> Instructions to follow
Using the records below, count the lines with "icon" in them. Give the number only.

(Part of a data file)
========================================================================
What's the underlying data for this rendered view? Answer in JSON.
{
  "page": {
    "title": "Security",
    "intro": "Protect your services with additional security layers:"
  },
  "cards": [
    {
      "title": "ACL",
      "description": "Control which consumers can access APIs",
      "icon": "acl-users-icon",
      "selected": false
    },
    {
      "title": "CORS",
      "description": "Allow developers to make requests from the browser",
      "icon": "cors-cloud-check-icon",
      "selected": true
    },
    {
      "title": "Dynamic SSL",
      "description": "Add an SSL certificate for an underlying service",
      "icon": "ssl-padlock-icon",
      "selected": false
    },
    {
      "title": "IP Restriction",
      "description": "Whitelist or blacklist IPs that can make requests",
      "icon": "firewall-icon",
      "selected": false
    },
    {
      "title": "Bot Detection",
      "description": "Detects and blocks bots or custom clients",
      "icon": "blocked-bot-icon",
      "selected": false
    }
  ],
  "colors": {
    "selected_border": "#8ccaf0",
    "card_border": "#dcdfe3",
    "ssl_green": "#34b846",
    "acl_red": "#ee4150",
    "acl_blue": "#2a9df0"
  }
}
========================================================================
> Complete response
5